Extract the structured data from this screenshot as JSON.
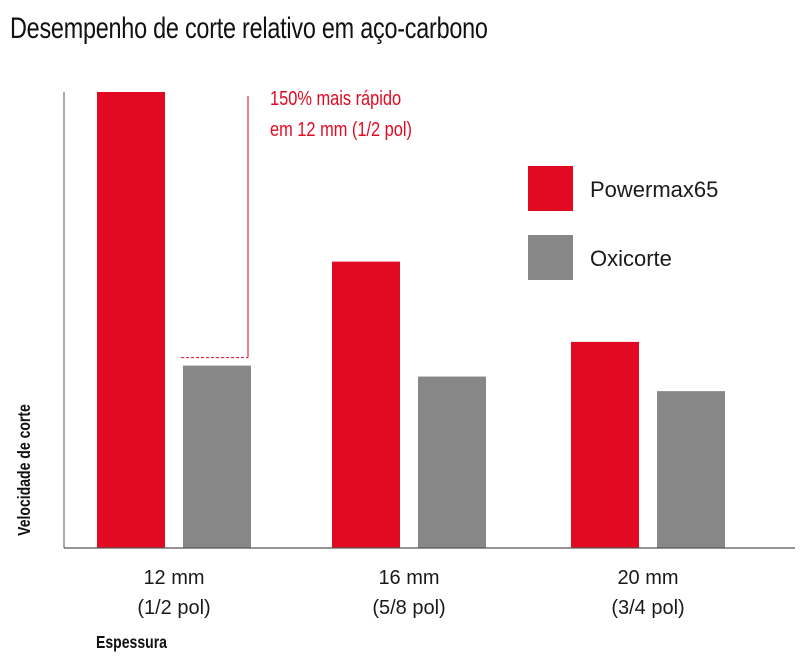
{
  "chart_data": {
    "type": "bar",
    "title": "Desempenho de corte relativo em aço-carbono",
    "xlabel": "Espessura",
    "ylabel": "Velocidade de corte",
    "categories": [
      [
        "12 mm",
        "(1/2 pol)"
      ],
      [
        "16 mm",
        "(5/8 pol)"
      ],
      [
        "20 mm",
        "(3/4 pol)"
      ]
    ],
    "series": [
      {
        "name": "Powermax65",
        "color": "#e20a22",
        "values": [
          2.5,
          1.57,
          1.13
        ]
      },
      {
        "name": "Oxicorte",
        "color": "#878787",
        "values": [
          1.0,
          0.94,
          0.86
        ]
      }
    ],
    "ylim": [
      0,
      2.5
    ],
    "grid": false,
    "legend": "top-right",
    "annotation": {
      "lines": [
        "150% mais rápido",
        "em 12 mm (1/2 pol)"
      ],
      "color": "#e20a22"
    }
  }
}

---

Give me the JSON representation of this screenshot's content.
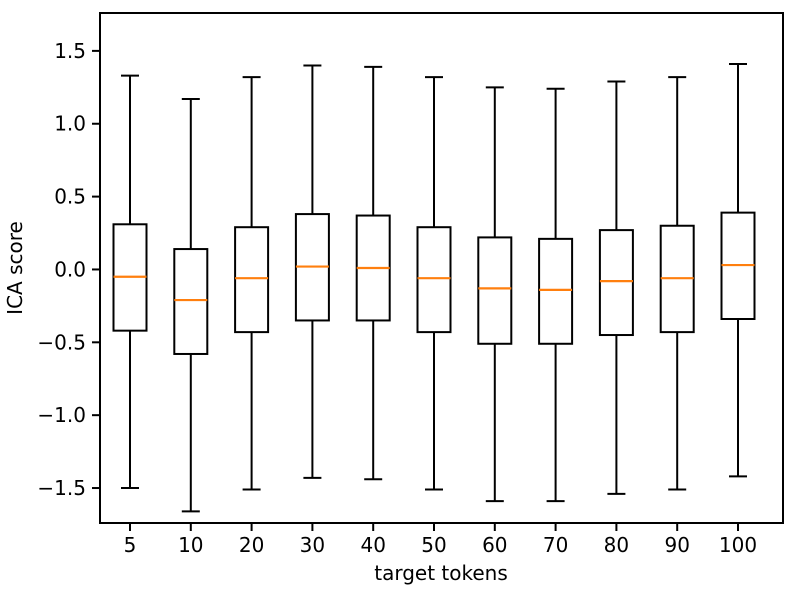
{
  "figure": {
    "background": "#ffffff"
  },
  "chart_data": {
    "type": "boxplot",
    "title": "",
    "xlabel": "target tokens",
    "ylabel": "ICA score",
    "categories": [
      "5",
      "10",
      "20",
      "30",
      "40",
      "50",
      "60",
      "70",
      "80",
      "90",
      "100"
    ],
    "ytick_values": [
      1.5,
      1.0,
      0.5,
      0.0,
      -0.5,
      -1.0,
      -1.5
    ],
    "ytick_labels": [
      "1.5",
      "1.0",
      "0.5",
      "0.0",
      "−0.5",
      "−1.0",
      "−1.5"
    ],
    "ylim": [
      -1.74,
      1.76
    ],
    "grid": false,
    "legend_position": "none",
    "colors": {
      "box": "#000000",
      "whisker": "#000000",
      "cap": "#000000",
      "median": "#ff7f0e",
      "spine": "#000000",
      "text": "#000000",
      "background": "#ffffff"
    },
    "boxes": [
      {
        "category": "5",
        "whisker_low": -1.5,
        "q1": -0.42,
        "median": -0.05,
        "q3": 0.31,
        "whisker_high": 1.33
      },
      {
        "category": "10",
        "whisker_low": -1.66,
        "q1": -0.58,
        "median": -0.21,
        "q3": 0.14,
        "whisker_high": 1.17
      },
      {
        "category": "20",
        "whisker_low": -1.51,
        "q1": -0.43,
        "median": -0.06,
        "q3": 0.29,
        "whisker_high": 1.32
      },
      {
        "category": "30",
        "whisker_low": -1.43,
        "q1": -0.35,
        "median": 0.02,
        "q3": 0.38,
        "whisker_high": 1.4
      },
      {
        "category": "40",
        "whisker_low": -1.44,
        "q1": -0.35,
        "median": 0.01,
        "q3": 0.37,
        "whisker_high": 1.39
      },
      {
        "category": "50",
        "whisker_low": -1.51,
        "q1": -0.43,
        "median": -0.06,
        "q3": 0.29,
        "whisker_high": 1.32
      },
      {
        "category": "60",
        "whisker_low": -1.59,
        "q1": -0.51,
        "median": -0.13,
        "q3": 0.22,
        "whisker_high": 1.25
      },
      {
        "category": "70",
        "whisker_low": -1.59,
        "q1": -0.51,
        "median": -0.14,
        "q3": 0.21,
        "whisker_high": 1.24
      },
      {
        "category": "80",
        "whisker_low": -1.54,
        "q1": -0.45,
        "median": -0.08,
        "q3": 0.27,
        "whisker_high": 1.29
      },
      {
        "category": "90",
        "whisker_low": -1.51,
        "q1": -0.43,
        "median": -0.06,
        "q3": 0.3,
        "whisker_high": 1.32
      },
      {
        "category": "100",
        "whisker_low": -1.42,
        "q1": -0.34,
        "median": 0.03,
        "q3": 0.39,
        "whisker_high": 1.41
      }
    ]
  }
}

[What the task asks]
Pick out the lines that contain "ffffff" and copy them.

[Reply to the task]
    "background": "#ffffff"
      "background": "#ffffff"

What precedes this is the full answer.